● STATED EXERCISE:
Leave out the pictures and reproduce all of the data exactly.

● INFORMATION PROVIDED:

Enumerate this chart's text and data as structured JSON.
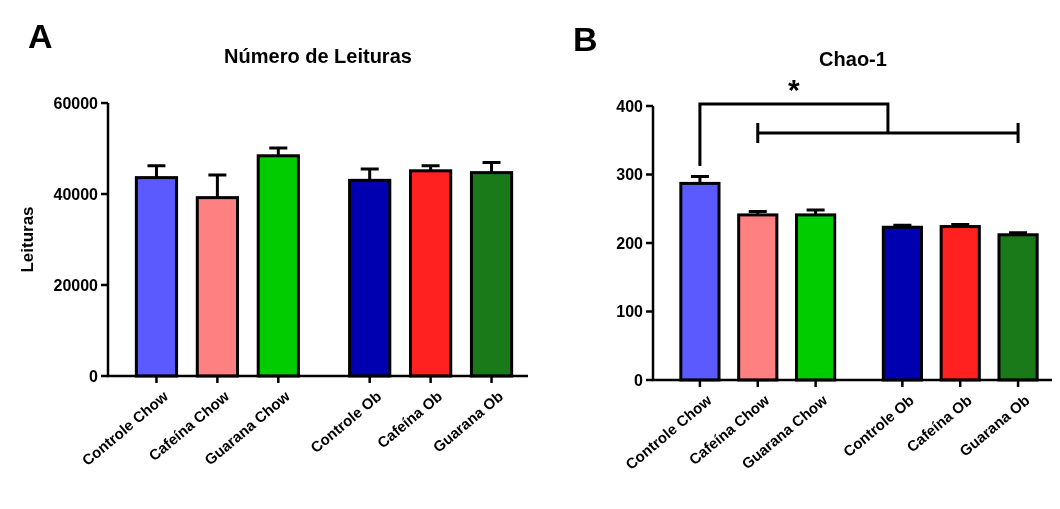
{
  "chart_data": [
    {
      "type": "bar",
      "title": "Número de Leituras",
      "ylabel": "Leituras",
      "annotations": [
        "A"
      ],
      "categories": [
        "Controle Chow",
        "Cafeína Chow",
        "Guarana Chow",
        null,
        "Controle Ob",
        "Cafeína Ob",
        "Guarana Ob"
      ],
      "values": [
        43600,
        39200,
        48400,
        null,
        43000,
        45100,
        44700
      ],
      "errors": [
        2600,
        5000,
        1700,
        null,
        2500,
        1100,
        2200
      ],
      "colors": [
        "#5a5aff",
        "#ff8080",
        "#00cc00",
        "#000000",
        "#0000b0",
        "#ff2020",
        "#1a7a1a"
      ],
      "ylim": [
        0,
        60000
      ],
      "yticks": [
        0,
        20000,
        40000,
        60000
      ]
    },
    {
      "type": "bar",
      "title": "Chao-1",
      "annotations": [
        "B",
        "*"
      ],
      "categories": [
        "Controle Chow",
        "Cafeína Chow",
        "Guarana Chow",
        null,
        "Controle Ob",
        "Cafeína Ob",
        "Guarana Ob"
      ],
      "values": [
        287,
        241,
        241,
        null,
        223,
        224,
        212
      ],
      "errors": [
        10,
        5,
        7,
        null,
        3,
        3,
        3
      ],
      "colors": [
        "#5a5aff",
        "#ff8080",
        "#00cc00",
        "#000000",
        "#0000b0",
        "#ff2020",
        "#1a7a1a"
      ],
      "ylim": [
        0,
        400
      ],
      "yticks": [
        0,
        100,
        200,
        300,
        400
      ]
    }
  ]
}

● RESPONSE:
Enumerate this chart's text and data as structured JSON.
{
  "chart_data": [
    {
      "type": "bar",
      "title": "Número de Leituras",
      "ylabel": "Leituras",
      "annotations": [
        "A"
      ],
      "categories": [
        "Controle Chow",
        "Cafeína Chow",
        "Guarana Chow",
        null,
        "Controle Ob",
        "Cafeína Ob",
        "Guarana Ob"
      ],
      "values": [
        43600,
        39200,
        48400,
        null,
        43000,
        45100,
        44700
      ],
      "errors": [
        2600,
        5000,
        1700,
        null,
        2500,
        1100,
        2200
      ],
      "colors": [
        "#5a5aff",
        "#ff8080",
        "#00cc00",
        "#000000",
        "#0000b0",
        "#ff2020",
        "#1a7a1a"
      ],
      "ylim": [
        0,
        60000
      ],
      "yticks": [
        0,
        20000,
        40000,
        60000
      ]
    },
    {
      "type": "bar",
      "title": "Chao-1",
      "annotations": [
        "B",
        "*"
      ],
      "categories": [
        "Controle Chow",
        "Cafeína Chow",
        "Guarana Chow",
        null,
        "Controle Ob",
        "Cafeína Ob",
        "Guarana Ob"
      ],
      "values": [
        287,
        241,
        241,
        null,
        223,
        224,
        212
      ],
      "errors": [
        10,
        5,
        7,
        null,
        3,
        3,
        3
      ],
      "colors": [
        "#5a5aff",
        "#ff8080",
        "#00cc00",
        "#000000",
        "#0000b0",
        "#ff2020",
        "#1a7a1a"
      ],
      "ylim": [
        0,
        400
      ],
      "yticks": [
        0,
        100,
        200,
        300,
        400
      ]
    }
  ]
}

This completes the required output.